Transcribe the lines exactly, beginning with the one that contains "Give me a plain-text" and ending with the final line of the records. Do not transcribe pictures.

[Lines of data]
--- Begin ---

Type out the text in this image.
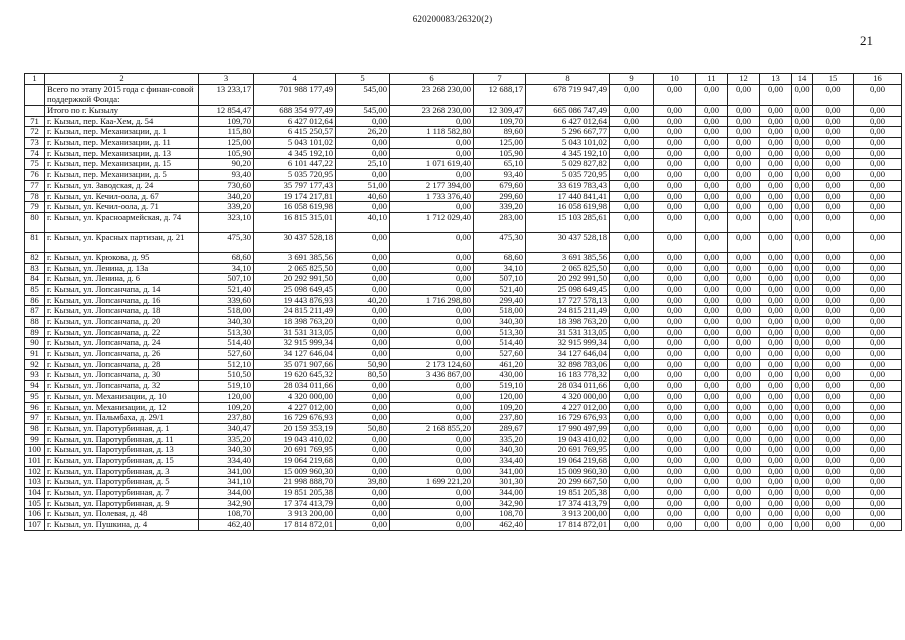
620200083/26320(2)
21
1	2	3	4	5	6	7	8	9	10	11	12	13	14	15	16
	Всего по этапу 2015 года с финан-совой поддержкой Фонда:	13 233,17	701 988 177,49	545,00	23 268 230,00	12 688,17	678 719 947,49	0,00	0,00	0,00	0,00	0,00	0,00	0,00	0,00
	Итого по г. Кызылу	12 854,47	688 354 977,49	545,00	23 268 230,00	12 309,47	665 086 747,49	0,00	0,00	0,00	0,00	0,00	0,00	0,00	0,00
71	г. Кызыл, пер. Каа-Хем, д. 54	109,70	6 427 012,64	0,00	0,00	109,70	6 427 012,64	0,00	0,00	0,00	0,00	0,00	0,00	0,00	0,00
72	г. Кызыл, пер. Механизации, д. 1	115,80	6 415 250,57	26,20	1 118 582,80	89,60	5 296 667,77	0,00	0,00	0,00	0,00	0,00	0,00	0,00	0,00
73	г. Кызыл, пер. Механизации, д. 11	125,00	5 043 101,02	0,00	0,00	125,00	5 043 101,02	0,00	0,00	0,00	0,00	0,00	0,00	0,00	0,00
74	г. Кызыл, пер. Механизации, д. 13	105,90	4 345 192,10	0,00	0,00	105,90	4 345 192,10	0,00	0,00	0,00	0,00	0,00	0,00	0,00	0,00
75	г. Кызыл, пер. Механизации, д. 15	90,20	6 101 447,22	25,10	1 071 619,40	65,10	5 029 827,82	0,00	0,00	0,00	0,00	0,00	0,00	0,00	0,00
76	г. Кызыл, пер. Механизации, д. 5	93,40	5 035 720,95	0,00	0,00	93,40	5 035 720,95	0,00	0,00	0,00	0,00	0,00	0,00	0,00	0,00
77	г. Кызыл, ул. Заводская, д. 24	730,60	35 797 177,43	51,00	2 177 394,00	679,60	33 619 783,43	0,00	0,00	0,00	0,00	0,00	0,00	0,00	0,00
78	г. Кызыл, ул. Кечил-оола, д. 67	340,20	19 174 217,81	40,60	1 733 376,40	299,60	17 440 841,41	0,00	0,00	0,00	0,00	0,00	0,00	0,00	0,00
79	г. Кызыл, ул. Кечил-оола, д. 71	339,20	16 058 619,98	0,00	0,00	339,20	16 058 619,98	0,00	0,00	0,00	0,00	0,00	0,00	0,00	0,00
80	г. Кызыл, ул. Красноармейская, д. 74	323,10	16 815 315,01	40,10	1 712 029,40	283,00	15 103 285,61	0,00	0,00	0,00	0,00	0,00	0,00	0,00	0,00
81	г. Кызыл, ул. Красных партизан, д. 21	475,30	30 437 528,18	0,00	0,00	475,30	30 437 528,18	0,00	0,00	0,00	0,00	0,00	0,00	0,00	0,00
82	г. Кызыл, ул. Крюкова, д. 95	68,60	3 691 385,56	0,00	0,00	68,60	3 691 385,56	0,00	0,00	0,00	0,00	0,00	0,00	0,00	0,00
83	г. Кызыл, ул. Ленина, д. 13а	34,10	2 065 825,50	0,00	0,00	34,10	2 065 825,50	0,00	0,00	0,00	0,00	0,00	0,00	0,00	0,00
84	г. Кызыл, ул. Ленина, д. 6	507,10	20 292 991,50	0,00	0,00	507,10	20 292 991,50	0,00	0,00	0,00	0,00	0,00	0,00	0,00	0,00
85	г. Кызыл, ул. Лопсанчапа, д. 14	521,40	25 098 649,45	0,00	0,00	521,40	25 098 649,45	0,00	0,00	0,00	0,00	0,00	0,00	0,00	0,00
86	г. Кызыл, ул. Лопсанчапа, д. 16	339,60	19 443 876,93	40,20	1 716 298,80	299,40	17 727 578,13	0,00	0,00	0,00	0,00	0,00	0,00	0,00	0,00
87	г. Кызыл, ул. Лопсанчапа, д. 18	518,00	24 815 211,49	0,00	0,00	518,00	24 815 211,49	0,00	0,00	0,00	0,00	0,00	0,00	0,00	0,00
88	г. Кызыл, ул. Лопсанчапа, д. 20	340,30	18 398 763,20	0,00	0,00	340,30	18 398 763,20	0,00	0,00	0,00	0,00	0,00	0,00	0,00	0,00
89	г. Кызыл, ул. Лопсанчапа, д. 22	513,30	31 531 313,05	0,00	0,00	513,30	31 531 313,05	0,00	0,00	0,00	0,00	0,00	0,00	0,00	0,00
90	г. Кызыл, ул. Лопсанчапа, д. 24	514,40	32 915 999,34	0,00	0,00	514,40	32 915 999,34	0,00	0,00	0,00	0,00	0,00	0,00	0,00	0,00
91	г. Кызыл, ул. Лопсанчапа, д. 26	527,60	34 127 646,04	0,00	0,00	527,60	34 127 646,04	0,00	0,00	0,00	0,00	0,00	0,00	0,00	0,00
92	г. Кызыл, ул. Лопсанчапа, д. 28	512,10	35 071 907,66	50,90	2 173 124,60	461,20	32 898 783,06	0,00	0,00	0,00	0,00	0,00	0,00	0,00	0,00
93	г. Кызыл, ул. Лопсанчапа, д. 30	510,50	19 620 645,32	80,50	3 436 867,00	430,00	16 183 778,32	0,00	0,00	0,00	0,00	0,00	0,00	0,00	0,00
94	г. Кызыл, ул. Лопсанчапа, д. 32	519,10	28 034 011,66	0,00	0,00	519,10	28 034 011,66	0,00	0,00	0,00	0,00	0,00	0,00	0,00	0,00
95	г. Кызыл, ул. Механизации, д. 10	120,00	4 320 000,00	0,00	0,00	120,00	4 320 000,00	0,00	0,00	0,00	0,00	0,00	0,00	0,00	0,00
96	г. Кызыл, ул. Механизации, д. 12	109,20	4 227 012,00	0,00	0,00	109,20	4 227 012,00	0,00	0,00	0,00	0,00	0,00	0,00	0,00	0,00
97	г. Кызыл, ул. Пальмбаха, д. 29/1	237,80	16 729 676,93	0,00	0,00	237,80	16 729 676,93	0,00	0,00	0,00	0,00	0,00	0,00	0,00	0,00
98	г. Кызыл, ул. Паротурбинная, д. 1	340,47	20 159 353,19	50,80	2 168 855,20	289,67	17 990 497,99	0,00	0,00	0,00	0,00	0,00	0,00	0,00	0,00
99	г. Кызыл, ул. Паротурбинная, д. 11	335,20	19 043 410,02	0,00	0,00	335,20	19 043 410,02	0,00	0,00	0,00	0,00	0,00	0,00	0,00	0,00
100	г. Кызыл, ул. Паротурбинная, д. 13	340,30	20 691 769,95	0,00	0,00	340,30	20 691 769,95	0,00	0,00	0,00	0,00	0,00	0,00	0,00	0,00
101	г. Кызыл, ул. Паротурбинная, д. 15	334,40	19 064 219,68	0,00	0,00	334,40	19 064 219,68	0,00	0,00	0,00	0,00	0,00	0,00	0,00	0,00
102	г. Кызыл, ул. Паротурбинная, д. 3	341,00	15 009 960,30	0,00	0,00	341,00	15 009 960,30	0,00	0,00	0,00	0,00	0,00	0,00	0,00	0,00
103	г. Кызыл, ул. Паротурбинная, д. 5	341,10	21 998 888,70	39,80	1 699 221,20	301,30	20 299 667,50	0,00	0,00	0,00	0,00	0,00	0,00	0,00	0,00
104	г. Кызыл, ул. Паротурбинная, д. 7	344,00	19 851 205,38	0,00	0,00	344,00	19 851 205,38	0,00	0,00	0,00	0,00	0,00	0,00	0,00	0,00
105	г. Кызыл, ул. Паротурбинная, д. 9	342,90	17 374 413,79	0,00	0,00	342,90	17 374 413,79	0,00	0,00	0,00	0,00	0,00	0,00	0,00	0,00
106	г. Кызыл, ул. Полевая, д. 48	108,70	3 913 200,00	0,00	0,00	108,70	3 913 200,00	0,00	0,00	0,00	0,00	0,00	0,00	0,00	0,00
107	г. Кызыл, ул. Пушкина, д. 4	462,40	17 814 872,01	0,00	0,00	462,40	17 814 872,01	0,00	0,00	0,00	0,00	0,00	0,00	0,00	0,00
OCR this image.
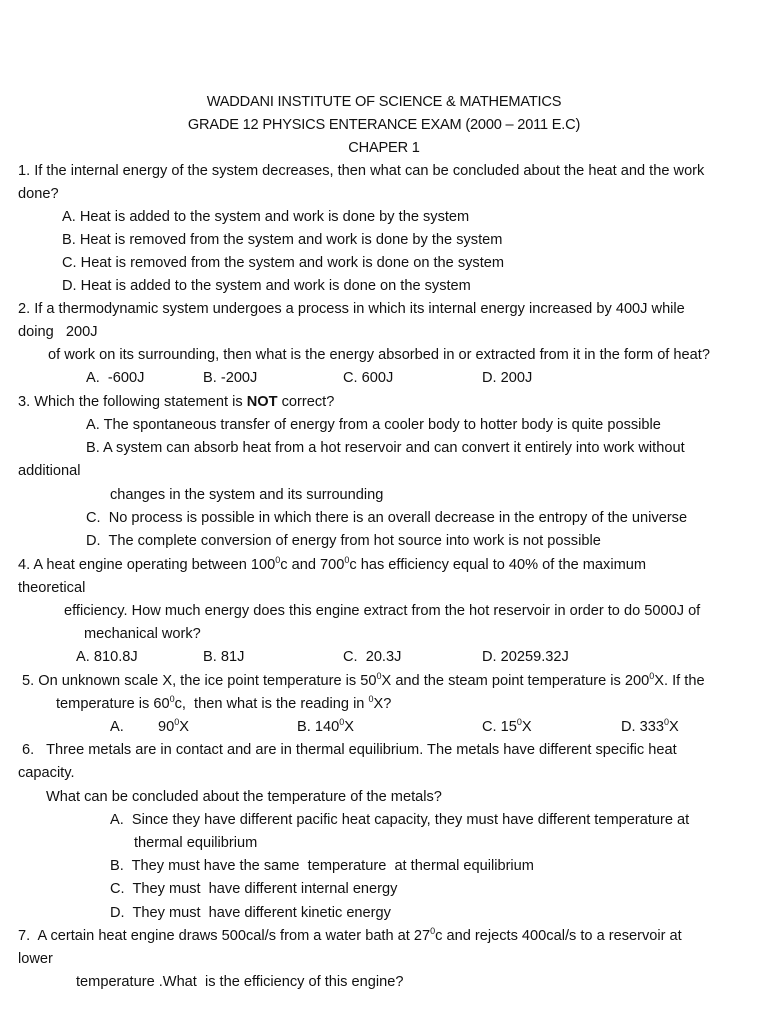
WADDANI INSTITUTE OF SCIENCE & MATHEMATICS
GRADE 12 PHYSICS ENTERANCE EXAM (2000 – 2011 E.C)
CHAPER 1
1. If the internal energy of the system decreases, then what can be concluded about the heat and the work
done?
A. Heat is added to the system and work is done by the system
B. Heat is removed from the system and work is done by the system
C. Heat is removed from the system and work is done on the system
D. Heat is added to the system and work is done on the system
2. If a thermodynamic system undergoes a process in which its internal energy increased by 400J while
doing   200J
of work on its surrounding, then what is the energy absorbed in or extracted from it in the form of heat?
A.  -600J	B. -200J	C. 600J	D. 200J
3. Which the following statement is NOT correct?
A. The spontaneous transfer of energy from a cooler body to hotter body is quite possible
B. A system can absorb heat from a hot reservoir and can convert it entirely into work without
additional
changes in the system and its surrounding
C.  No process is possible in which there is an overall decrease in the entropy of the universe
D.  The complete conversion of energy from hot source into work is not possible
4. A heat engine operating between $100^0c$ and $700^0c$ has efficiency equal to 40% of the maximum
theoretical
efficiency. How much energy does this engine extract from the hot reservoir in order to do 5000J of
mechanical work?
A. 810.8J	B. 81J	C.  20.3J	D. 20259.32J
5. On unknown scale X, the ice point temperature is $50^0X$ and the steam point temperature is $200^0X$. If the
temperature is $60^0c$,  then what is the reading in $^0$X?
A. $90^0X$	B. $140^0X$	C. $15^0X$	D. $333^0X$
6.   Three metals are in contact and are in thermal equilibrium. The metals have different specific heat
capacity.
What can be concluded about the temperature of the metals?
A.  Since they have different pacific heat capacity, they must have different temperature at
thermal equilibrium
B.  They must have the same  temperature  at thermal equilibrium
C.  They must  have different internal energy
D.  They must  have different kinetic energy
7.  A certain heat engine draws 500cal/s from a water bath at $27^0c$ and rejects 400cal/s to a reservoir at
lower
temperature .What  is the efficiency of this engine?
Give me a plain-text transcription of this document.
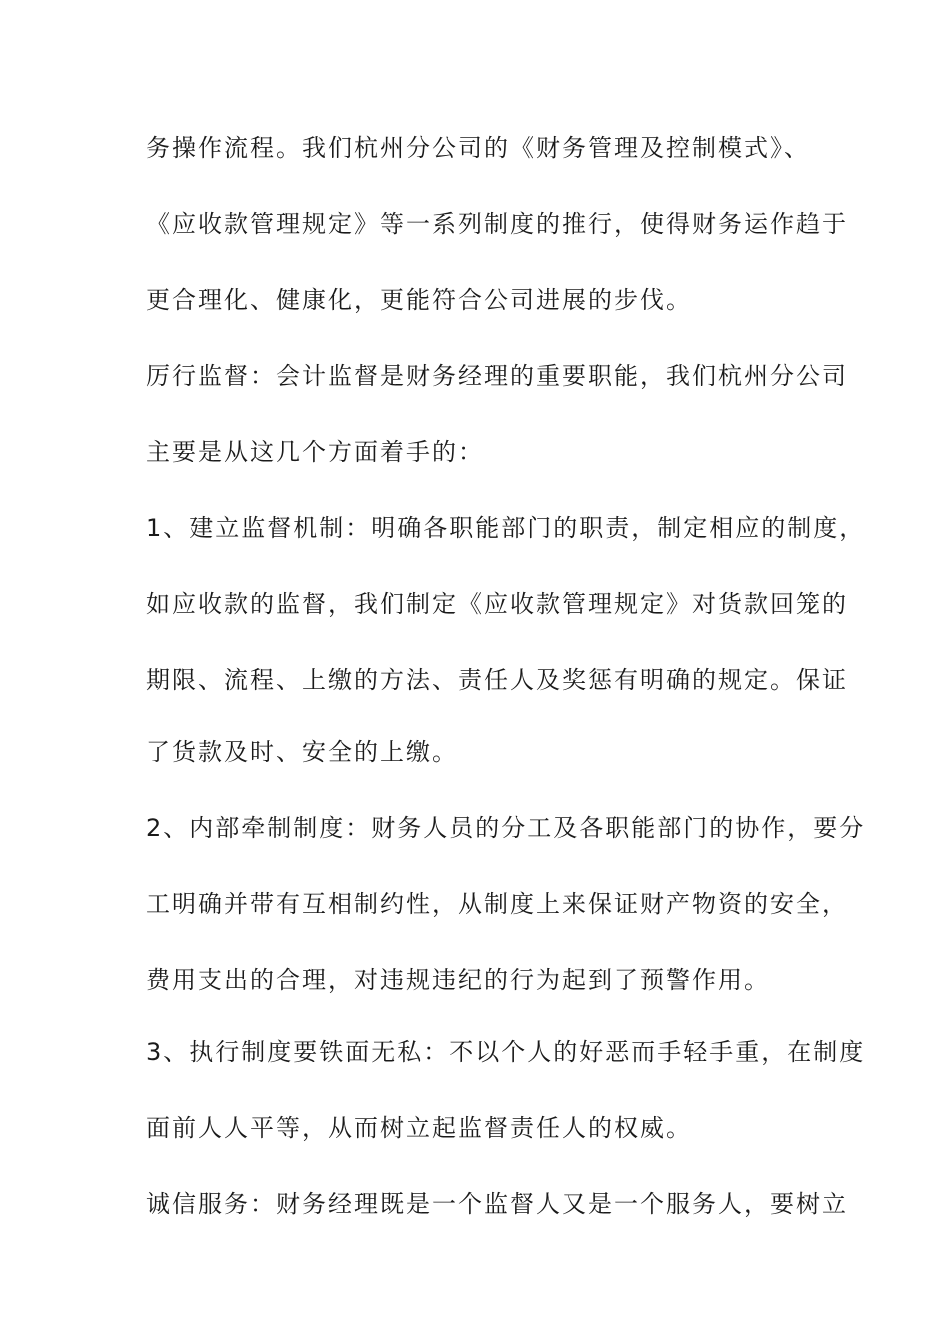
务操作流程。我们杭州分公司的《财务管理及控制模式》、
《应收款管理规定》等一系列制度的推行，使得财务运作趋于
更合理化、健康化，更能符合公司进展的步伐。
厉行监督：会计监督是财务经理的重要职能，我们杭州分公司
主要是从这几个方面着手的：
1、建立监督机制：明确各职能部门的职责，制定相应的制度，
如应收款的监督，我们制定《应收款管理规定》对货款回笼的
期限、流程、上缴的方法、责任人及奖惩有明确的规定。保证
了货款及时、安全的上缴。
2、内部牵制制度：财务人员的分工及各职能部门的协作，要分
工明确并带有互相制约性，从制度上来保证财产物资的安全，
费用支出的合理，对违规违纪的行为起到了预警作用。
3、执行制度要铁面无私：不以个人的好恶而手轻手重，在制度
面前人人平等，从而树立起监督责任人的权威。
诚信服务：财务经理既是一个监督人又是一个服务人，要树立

--- End ---

## The solution
Give me a plain-text transcription of this document.
务操作流程。我们杭州分公司的《财务管理及控制模式》、
《应收款管理规定》等一系列制度的推行，使得财务运作趋于
更合理化、健康化，更能符合公司进展的步伐。
厉行监督：会计监督是财务经理的重要职能，我们杭州分公司
主要是从这几个方面着手的：
1、建立监督机制：明确各职能部门的职责，制定相应的制度，
如应收款的监督，我们制定《应收款管理规定》对货款回笼的
期限、流程、上缴的方法、责任人及奖惩有明确的规定。保证
了货款及时、安全的上缴。
2、内部牵制制度：财务人员的分工及各职能部门的协作，要分
工明确并带有互相制约性，从制度上来保证财产物资的安全，
费用支出的合理，对违规违纪的行为起到了预警作用。
3、执行制度要铁面无私：不以个人的好恶而手轻手重，在制度
面前人人平等，从而树立起监督责任人的权威。
诚信服务：财务经理既是一个监督人又是一个服务人，要树立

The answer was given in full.